━━━━━ DATASET ROWS ━━━━━

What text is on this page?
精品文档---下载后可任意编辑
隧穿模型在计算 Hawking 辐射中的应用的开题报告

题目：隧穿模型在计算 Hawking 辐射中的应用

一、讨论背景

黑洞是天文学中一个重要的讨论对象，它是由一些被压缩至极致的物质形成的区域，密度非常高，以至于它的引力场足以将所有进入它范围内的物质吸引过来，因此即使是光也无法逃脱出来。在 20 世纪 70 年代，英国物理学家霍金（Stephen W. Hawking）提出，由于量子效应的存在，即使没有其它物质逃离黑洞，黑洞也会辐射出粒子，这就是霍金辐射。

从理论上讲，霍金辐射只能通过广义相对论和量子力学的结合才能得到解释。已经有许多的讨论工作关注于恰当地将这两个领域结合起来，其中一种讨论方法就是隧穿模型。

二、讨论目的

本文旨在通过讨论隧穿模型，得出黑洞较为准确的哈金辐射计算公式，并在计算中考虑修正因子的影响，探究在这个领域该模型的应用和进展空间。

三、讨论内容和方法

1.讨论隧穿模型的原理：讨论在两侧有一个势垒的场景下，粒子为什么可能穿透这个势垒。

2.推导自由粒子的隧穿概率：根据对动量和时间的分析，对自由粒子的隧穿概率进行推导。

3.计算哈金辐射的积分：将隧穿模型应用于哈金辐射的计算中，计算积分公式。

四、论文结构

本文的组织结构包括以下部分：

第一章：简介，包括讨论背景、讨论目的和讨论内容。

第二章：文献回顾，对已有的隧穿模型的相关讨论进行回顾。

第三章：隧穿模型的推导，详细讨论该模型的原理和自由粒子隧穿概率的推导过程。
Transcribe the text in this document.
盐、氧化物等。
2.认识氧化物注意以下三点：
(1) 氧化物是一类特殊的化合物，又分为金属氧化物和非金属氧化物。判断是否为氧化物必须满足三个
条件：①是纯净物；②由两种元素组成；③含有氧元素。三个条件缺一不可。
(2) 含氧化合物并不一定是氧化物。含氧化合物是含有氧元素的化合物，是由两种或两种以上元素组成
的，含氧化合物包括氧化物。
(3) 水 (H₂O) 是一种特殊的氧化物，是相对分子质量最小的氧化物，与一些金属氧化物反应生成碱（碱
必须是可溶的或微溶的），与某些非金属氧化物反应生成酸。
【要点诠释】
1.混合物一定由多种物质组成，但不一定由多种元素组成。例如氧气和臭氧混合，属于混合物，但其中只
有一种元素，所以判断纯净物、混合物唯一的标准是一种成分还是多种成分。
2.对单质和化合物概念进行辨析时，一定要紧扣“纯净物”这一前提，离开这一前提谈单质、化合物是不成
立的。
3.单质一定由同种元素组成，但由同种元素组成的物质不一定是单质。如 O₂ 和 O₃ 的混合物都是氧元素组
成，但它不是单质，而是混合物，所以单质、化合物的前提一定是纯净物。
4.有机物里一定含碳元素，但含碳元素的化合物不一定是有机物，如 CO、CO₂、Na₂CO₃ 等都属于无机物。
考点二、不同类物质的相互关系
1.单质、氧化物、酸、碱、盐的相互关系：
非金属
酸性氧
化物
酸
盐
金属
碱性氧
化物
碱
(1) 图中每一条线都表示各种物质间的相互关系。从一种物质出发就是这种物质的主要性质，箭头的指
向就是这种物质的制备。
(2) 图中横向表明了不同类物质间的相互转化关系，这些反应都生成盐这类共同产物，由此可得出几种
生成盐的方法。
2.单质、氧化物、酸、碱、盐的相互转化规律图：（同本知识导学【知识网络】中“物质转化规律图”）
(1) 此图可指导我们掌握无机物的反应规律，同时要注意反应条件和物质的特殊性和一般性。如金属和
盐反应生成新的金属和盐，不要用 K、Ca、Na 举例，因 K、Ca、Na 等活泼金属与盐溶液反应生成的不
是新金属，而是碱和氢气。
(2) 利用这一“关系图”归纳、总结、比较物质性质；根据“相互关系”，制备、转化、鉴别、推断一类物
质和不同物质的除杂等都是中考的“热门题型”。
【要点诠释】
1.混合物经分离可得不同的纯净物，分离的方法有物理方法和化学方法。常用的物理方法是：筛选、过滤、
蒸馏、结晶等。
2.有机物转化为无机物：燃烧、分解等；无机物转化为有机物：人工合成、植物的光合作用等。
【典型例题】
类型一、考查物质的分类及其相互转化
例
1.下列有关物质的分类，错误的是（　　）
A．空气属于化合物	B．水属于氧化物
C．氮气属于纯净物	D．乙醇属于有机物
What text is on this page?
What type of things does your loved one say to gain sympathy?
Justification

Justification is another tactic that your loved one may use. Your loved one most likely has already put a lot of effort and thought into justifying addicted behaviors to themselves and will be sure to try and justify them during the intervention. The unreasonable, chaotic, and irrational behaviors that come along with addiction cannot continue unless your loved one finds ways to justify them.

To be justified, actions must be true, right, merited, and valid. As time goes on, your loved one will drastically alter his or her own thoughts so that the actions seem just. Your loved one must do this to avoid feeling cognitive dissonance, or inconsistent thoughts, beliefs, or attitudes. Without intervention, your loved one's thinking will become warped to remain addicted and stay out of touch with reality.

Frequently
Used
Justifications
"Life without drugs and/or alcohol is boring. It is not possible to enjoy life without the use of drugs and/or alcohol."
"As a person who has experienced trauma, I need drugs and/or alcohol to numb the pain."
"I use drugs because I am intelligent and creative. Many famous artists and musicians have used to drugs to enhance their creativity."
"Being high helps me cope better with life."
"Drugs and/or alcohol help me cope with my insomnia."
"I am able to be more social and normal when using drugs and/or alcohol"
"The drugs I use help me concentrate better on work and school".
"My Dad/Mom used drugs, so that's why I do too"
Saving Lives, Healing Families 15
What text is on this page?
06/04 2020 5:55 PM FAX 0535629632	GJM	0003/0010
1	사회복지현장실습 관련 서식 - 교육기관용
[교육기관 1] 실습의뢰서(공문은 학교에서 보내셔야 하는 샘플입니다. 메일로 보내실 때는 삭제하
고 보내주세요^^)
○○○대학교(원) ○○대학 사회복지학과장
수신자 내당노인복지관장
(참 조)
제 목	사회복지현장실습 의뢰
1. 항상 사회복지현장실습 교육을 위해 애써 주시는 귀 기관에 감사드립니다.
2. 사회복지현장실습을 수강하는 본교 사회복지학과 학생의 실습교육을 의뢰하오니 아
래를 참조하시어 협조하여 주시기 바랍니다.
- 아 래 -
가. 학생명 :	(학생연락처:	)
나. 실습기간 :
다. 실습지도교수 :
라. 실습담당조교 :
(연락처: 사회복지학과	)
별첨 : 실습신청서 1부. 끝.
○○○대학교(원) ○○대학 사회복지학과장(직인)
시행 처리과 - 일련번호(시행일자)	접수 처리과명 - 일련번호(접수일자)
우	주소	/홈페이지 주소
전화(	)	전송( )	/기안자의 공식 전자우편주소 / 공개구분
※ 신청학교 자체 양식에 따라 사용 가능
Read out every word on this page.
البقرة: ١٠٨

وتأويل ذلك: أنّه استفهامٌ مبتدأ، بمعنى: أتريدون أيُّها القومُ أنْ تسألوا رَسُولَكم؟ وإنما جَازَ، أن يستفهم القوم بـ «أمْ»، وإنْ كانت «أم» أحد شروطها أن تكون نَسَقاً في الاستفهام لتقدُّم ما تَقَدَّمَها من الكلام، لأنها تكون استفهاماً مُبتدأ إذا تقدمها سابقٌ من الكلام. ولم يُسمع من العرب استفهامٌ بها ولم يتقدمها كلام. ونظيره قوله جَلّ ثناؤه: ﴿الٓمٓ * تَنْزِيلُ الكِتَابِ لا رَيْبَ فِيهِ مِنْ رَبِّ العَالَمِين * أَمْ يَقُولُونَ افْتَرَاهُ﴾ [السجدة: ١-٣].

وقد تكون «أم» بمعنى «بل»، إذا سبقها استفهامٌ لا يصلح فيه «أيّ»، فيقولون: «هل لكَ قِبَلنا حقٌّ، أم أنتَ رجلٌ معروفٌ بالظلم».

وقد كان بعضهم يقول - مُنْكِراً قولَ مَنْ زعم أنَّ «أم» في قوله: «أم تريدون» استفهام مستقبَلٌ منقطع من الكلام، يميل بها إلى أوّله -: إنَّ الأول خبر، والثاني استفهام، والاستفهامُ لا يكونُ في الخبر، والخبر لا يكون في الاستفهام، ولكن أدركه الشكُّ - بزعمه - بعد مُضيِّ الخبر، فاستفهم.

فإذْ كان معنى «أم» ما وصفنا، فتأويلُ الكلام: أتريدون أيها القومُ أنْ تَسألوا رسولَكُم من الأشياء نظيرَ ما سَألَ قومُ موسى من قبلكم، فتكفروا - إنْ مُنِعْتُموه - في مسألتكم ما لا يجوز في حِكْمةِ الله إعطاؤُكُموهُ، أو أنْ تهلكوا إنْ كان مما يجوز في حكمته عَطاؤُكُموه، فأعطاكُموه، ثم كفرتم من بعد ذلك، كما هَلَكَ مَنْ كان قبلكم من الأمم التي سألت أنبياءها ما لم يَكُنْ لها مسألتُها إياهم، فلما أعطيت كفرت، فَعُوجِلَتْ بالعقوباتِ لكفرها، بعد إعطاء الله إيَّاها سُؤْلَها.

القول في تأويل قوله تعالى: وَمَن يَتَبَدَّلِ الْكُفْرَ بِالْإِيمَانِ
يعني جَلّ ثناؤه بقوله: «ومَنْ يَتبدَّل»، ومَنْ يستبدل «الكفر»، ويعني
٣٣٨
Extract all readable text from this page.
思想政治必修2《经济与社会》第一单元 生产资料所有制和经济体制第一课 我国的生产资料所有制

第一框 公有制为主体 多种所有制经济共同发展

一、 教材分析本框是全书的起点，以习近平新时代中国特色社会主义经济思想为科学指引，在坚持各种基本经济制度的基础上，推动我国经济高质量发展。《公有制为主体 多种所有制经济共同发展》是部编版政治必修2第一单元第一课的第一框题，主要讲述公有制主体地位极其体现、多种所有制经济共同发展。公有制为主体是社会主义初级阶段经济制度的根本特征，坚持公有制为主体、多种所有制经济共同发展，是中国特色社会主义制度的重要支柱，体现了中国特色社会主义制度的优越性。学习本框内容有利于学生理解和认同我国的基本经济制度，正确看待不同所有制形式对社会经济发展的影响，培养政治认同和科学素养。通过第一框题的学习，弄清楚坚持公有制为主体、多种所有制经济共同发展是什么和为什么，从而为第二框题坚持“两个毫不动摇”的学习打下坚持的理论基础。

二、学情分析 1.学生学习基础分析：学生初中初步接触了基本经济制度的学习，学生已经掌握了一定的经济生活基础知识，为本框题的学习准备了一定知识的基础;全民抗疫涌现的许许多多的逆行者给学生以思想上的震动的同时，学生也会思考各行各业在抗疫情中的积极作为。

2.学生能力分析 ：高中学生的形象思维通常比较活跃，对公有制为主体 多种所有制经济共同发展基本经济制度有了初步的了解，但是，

━━━━━

Exactly reproduce the lines that run from the line with "Extract all readable text from this page." through the last line of the records, inclusive.

» **IN RESPONSE**:
Extract all readable text from this page.
思想政治必修2《经济与社会》第一单元 生产资料所有制和经济体制第一课 我国的生产资料所有制

第一框 公有制为主体 多种所有制经济共同发展

一、 教材分析本框是全书的起点，以习近平新时代中国特色社会主义经济思想为科学指引，在坚持各种基本经济制度的基础上，推动我国经济高质量发展。《公有制为主体 多种所有制经济共同发展》是部编版政治必修2第一单元第一课的第一框题，主要讲述公有制主体地位极其体现、多种所有制经济共同发展。公有制为主体是社会主义初级阶段经济制度的根本特征，坚持公有制为主体、多种所有制经济共同发展，是中国特色社会主义制度的重要支柱，体现了中国特色社会主义制度的优越性。学习本框内容有利于学生理解和认同我国的基本经济制度，正确看待不同所有制形式对社会经济发展的影响，培养政治认同和科学素养。通过第一框题的学习，弄清楚坚持公有制为主体、多种所有制经济共同发展是什么和为什么，从而为第二框题坚持“两个毫不动摇”的学习打下坚持的理论基础。

二、学情分析 1.学生学习基础分析：学生初中初步接触了基本经济制度的学习，学生已经掌握了一定的经济生活基础知识，为本框题的学习准备了一定知识的基础;全民抗疫涌现的许许多多的逆行者给学生以思想上的震动的同时，学生也会思考各行各业在抗疫情中的积极作为。

2.学生能力分析 ：高中学生的形象思维通常比较活跃，对公有制为主体 多种所有制经济共同发展基本经济制度有了初步的了解，但是，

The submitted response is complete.